- [INSTRUCTIONS TO FOLLOW]:
Write out every line below that includes the word "text".

- [DATA IN THIS EXERCISE]:
##############################
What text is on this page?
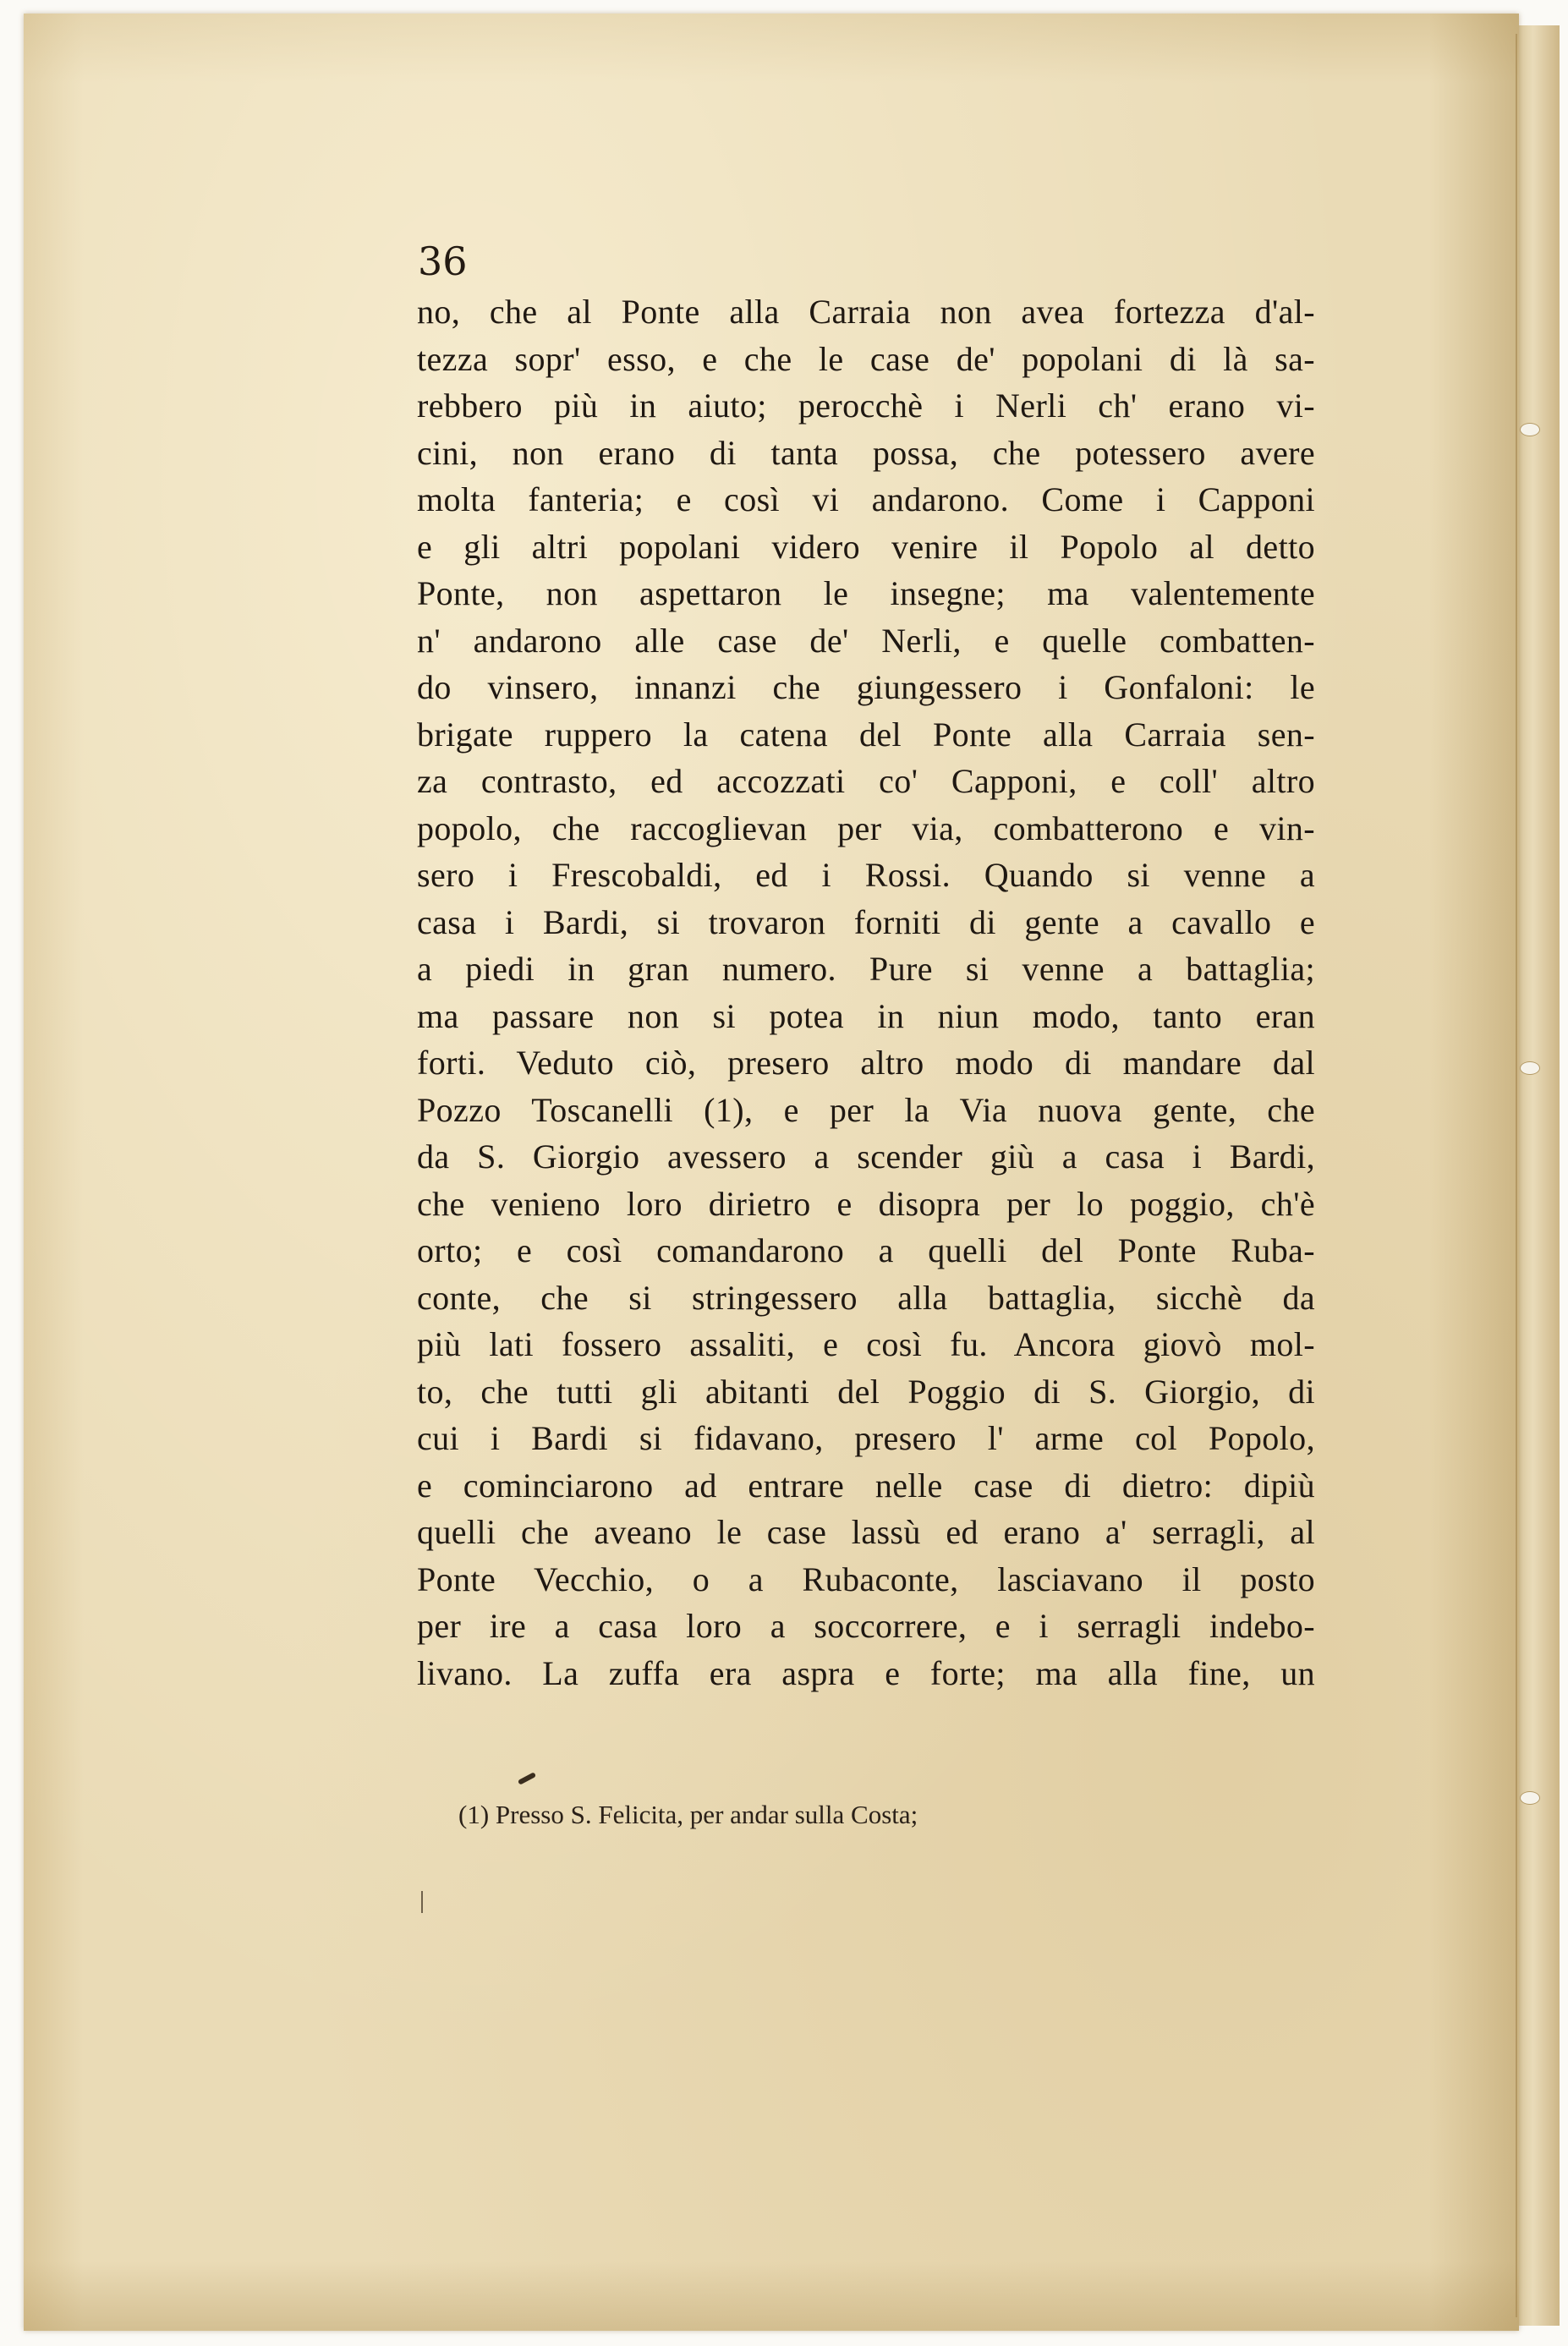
36
no, che al Ponte alla Carraia non avea fortezza d'al-
tezza sopr' esso, e che le case de' popolani di là sa-
rebbero più in aiuto; perocchè i Nerli ch' erano vi-
cini, non erano di tanta possa, che potessero avere
molta fanteria; e così vi andarono. Come i Capponi
e gli altri popolani videro venire il Popolo al detto
Ponte, non aspettaron le insegne; ma valentemente
n' andarono alle case de' Nerli, e quelle combatten-
do vinsero, innanzi che giungessero i Gonfaloni: le
brigate ruppero la catena del Ponte alla Carraia sen-
za contrasto, ed accozzati co' Capponi, e coll' altro
popolo, che raccoglievan per via, combatterono e vin-
sero i Frescobaldi, ed i Rossi. Quando si venne a
casa i Bardi, si trovaron forniti di gente a cavallo e
a piedi in gran numero. Pure si venne a battaglia;
ma passare non si potea in niun modo, tanto eran
forti. Veduto ciò, presero altro modo di mandare dal
Pozzo Toscanelli (1), e per la Via nuova gente, che
da S. Giorgio avessero a scender giù a casa i Bardi,
che venieno loro dirietro e disopra per lo poggio, ch'è
orto; e così comandarono a quelli del Ponte Ruba-
conte, che si stringessero alla battaglia, sicchè da
più lati fossero assaliti, e così fu. Ancora giovò mol-
to, che tutti gli abitanti del Poggio di S. Giorgio, di
cui i Bardi si fidavano, presero l' arme col Popolo,
e cominciarono ad entrare nelle case di dietro: dipiù
quelli che aveano le case lassù ed erano a' serragli, al
Ponte Vecchio, o a Rubaconte, lasciavano il posto
per ire a casa loro a soccorrere, e i serragli indebo-
livano. La zuffa era aspra e forte; ma alla fine, un
(1) Presso S. Felicita, per andar sulla Costa;
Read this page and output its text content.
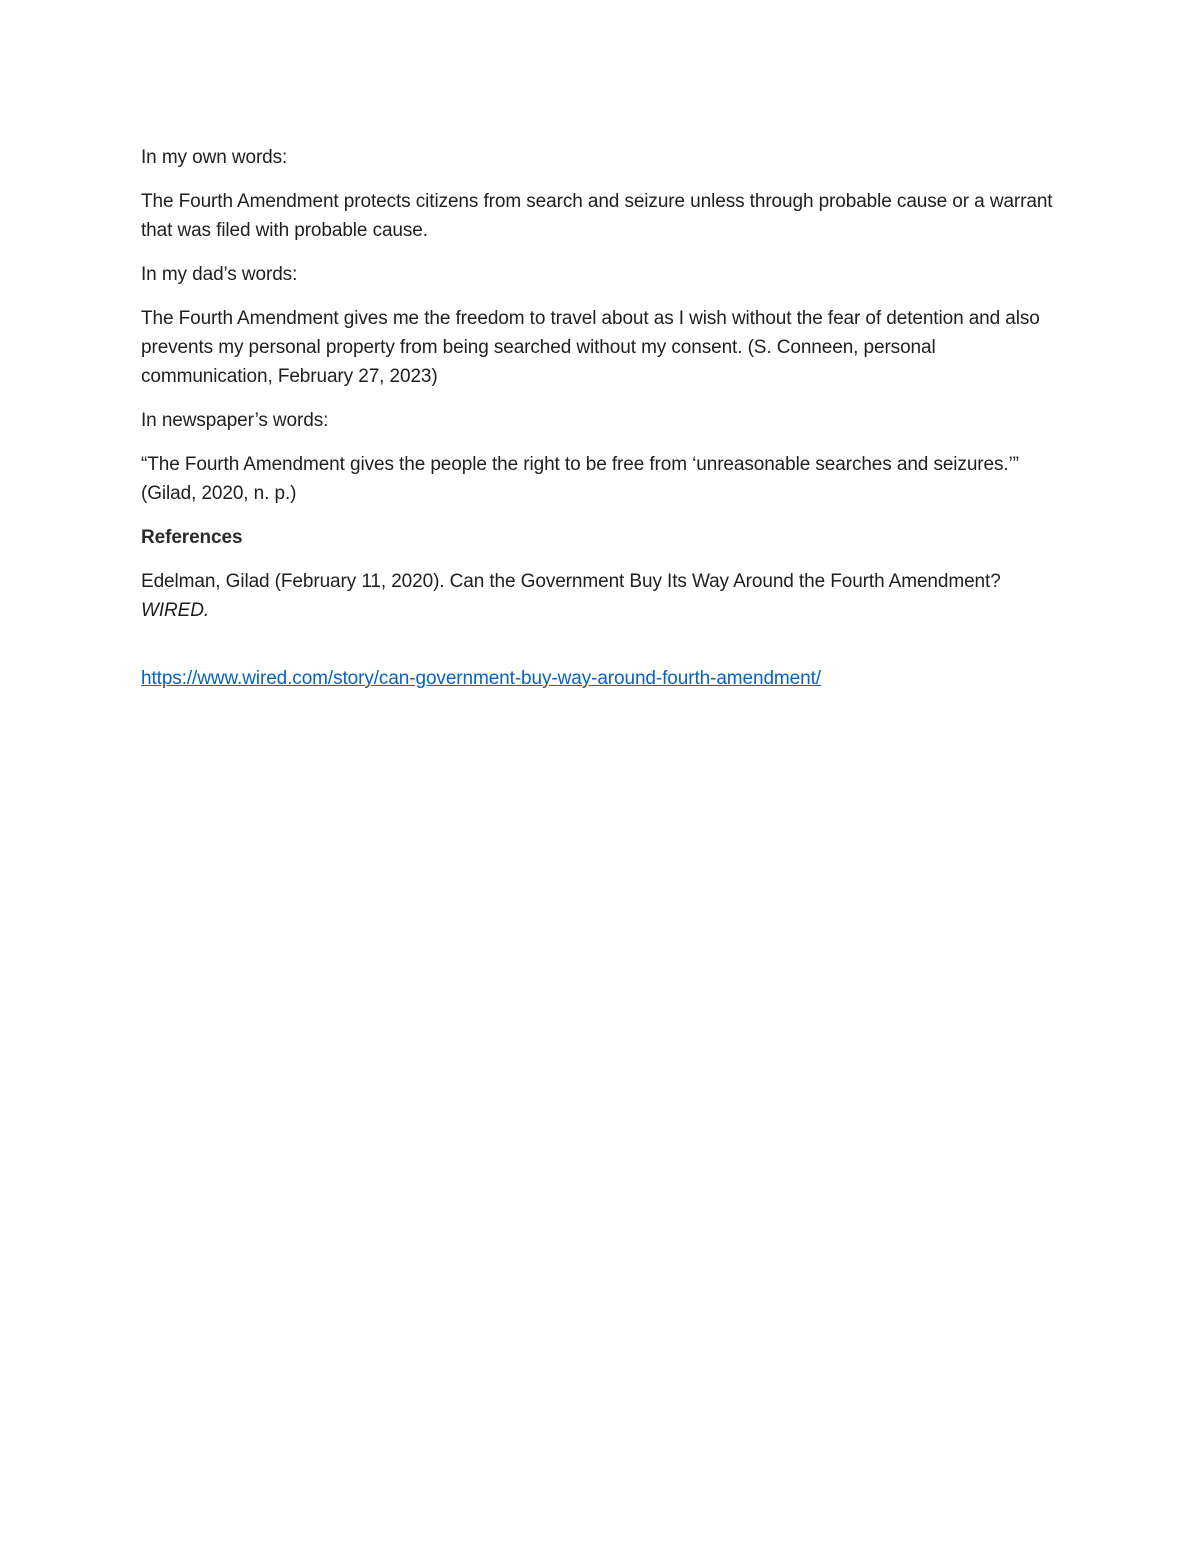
In my own words:

The Fourth Amendment protects citizens from search and seizure unless through probable cause or a warrant that was filed with probable cause.

In my dad’s words:

The Fourth Amendment gives me the freedom to travel about as I wish without the fear of detention and also prevents my personal property from being searched without my consent. (S. Conneen, personal communication, February 27, 2023)

In newspaper’s words:

“The Fourth Amendment gives the people the right to be free from ‘unreasonable searches and seizures.’” (Gilad, 2020, n. p.)

References

Edelman, Gilad (February 11, 2020). Can the Government Buy Its Way Around the Fourth Amendment?
WIRED.

https://www.wired.com/story/can-government-buy-way-around-fourth-amendment/
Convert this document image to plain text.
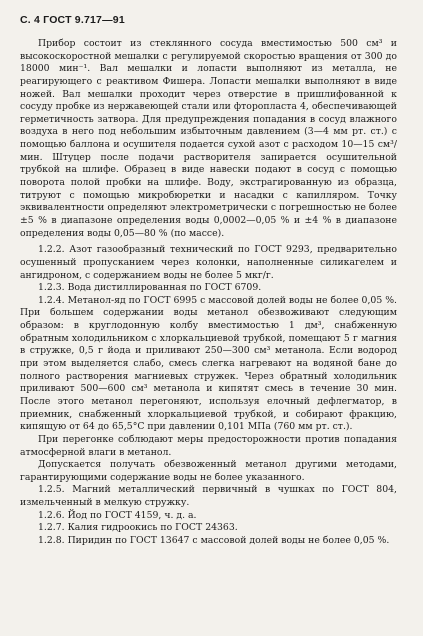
С. 4 ГОСТ 9.717—91

Прибор состоит из стеклянного сосуда вместимостью 500 см³ и высокоскоростной мешалки с регулируемой скоростью вращения от 300 до 18000 мин⁻¹. Вал мешалки и лопасти выполняют из металла, не реагирующего с реактивом Фишера. Лопасти мешалки выполняют в виде ножей. Вал мешалки проходит через отверстие в пришлифованной к сосуду пробке из нержавеющей стали или фторопласта 4, обеспечивающей герметичность затвора. Для предупреждения попадания в сосуд влажного воздуха в него под небольшим избыточным давлением (3—4 мм рт. ст.) с помощью баллона и осушителя подается сухой азот с расходом 10—15 см³/мин. Штуцер после подачи растворителя запирается осушительной трубкой на шлифе. Образец в виде навески подают в сосуд с помощью поворота полой пробки на шлифе. Воду, экстрагированную из образца, титруют с помощью микробюретки и насадки с капилляром. Точку эквивалентности определяют электрометрически с погрешностью не более ±5 % в диапазоне определения воды 0,0002—0,05 % и ±4 % в диапазоне определения воды 0,05—80 % (по массе).

1.2.2. Азот газообразный технический по ГОСТ 9293, предварительно осушенный пропусканием через колонки, наполненные силикагелем и ангидроном, с содержанием воды не более 5 мкг/г.

1.2.3. Вода дистиллированная по ГОСТ 6709.

1.2.4. Метанол-яд по ГОСТ 6995 с массовой долей воды не более 0,05 %. При большем содержании воды метанол обезвоживают следующим образом: в круглодонную колбу вместимостью 1 дм³, снабженную обратным холодильником с хлоркальциевой трубкой, помещают 5 г магния в стружке, 0,5 г йода и приливают 250—300 см³ метанола. Если водород при этом выделяется слабо, смесь слегка нагревают на водяной бане до полного растворения магниевых стружек. Через обратный холодильник приливают 500—600 см³ метанола и кипятят смесь в течение 30 мин. После этого метанол перегоняют, используя елочный дефлегматор, в приемник, снабженный хлоркальциевой трубкой, и собирают фракцию, кипящую от 64 до 65,5°С при давлении 0,101 МПа (760 мм рт. ст.).

При перегонке соблюдают меры предосторожности против попадания атмосферной влаги в метанол.

Допускается получать обезвоженный метанол другими методами, гарантирующими содержание воды не более указанного.

1.2.5. Магний металлический первичный в чушках по ГОСТ 804, измельченный в мелкую стружку.

1.2.6. Йод по ГОСТ 4159, ч. д. а.

1.2.7. Калия гидроокись по ГОСТ 24363.

1.2.8. Пиридин по ГОСТ 13647 с массовой долей воды не более 0,05 %.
##############################
- [SOLUTION FOR THIS TASK]:
What text is on this page?
Read this page and output its text content.
Convert this document image to plain text.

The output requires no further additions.